* _TASK STATEMENT_
Write the entries out again exactly as they stand, but without the pictures.

** Start RECORD EXCERPTS **

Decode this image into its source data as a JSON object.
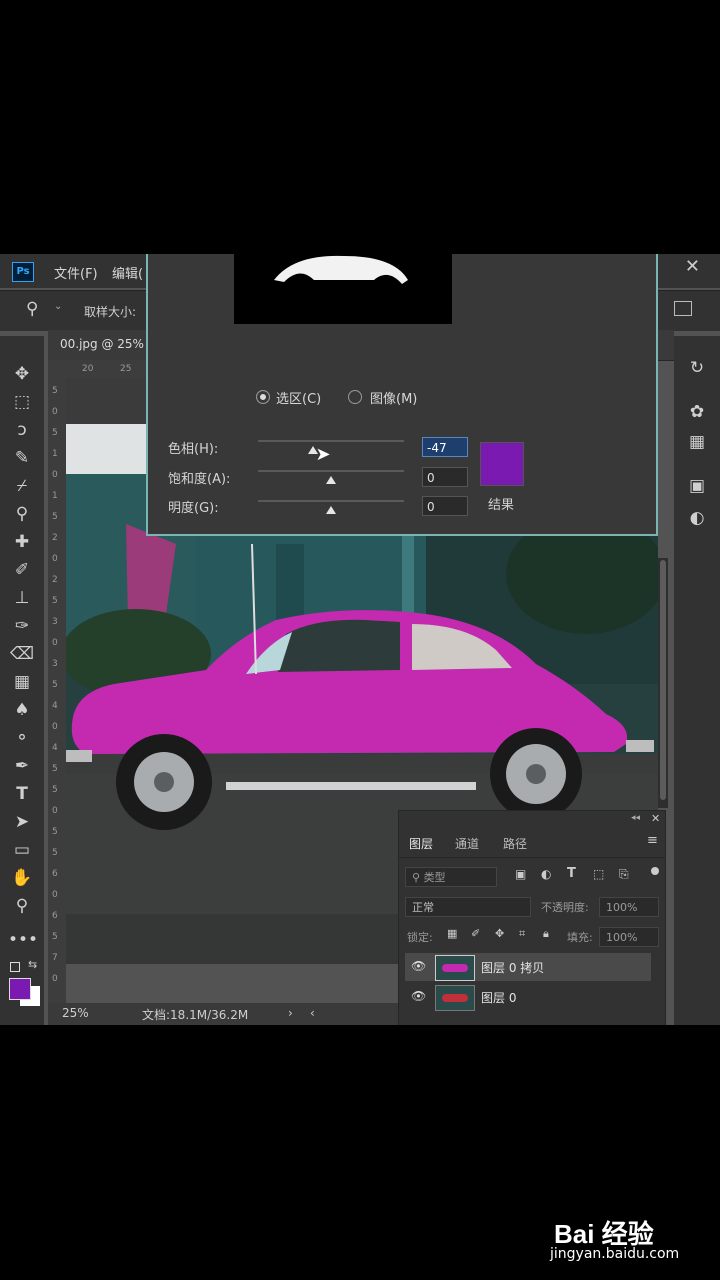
{
  "menubar": {
    "logo": "Ps",
    "menus": [
      "文件(F)",
      "编辑("
    ],
    "close": "✕"
  },
  "options_bar": {
    "sample_size_label": "取样大小:"
  },
  "document_tab": {
    "title": "00.jpg @ 25%"
  },
  "ruler": {
    "top_marks": [
      "20",
      "25"
    ],
    "left_marks": [
      "5",
      "0",
      "5",
      "1",
      "0",
      "1",
      "5",
      "2",
      "0",
      "2",
      "5",
      "3",
      "0",
      "3",
      "5",
      "4",
      "0",
      "4",
      "5",
      "5",
      "0",
      "5",
      "5",
      "6",
      "0",
      "6",
      "5",
      "7",
      "0"
    ]
  },
  "dialog": {
    "radio_selection": "选区(C)",
    "radio_image": "图像(M)",
    "hue_label": "色相(H):",
    "hue_value": "-47",
    "saturation_label": "饱和度(A):",
    "saturation_value": "0",
    "lightness_label": "明度(G):",
    "lightness_value": "0",
    "result_label": "结果",
    "result_color": "#7a1ab0",
    "hue_level": 0.38,
    "saturation_level": 0.5,
    "lightness_level": 0.5
  },
  "status": {
    "zoom": "25%",
    "doc_info": "文档:18.1M/36.2M"
  },
  "layers_panel": {
    "tabs": [
      "图层",
      "通道",
      "路径"
    ],
    "filter_placeholder": "类型",
    "blend_mode": "正常",
    "opacity_label": "不透明度:",
    "opacity_value": "100%",
    "lock_label": "锁定:",
    "fill_label": "填充:",
    "fill_value": "100%",
    "layers": [
      {
        "name": "图层 0 拷贝",
        "selected": true
      },
      {
        "name": "图层 0",
        "selected": false
      }
    ]
  },
  "colors": {
    "foreground": "#7a1ab0",
    "car": "#c42ab0"
  },
  "watermark": {
    "brand": "Bai 经验",
    "url": "jingyan.baidu.com"
  }
}
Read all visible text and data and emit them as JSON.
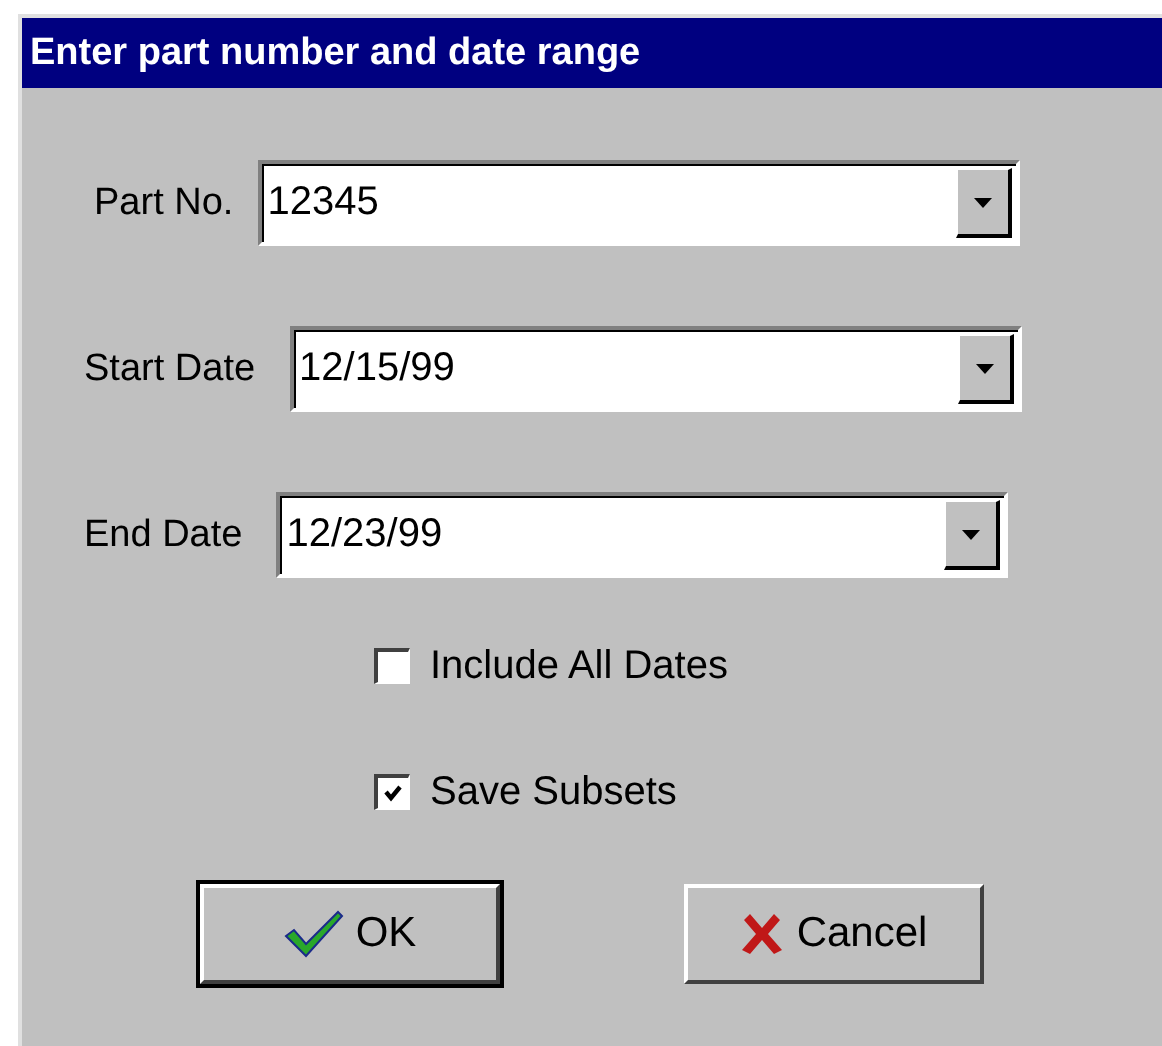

** End RECORD EXCERPTS **

* _ANSWER TO THIS PROBLEM_
Decode this image into its source data as a JSON object.
{
  "menubar": {
    "logo": "Ps",
    "menus": [
      "文件(F)",
      "编辑("
    ],
    "close": "✕"
  },
  "options_bar": {
    "sample_size_label": "取样大小:"
  },
  "document_tab": {
    "title": "00.jpg @ 25%"
  },
  "ruler": {
    "top_marks": [
      "20",
      "25"
    ],
    "left_marks": [
      "5",
      "0",
      "5",
      "1",
      "0",
      "1",
      "5",
      "2",
      "0",
      "2",
      "5",
      "3",
      "0",
      "3",
      "5",
      "4",
      "0",
      "4",
      "5",
      "5",
      "0",
      "5",
      "5",
      "6",
      "0",
      "6",
      "5",
      "7",
      "0"
    ]
  },
  "dialog": {
    "radio_selection": "选区(C)",
    "radio_image": "图像(M)",
    "hue_label": "色相(H):",
    "hue_value": "-47",
    "saturation_label": "饱和度(A):",
    "saturation_value": "0",
    "lightness_label": "明度(G):",
    "lightness_value": "0",
    "result_label": "结果",
    "result_color": "#7a1ab0",
    "hue_level": 0.38,
    "saturation_level": 0.5,
    "lightness_level": 0.5
  },
  "status": {
    "zoom": "25%",
    "doc_info": "文档:18.1M/36.2M"
  },
  "layers_panel": {
    "tabs": [
      "图层",
      "通道",
      "路径"
    ],
    "filter_placeholder": "类型",
    "blend_mode": "正常",
    "opacity_label": "不透明度:",
    "opacity_value": "100%",
    "lock_label": "锁定:",
    "fill_label": "填充:",
    "fill_value": "100%",
    "layers": [
      {
        "name": "图层 0 拷贝",
        "selected": true
      },
      {
        "name": "图层 0",
        "selected": false
      }
    ]
  },
  "colors": {
    "foreground": "#7a1ab0",
    "car": "#c42ab0"
  },
  "watermark": {
    "brand": "Bai 经验",
    "url": "jingyan.baidu.com"
  }
}
Read all visible text and data and emit them as JSON.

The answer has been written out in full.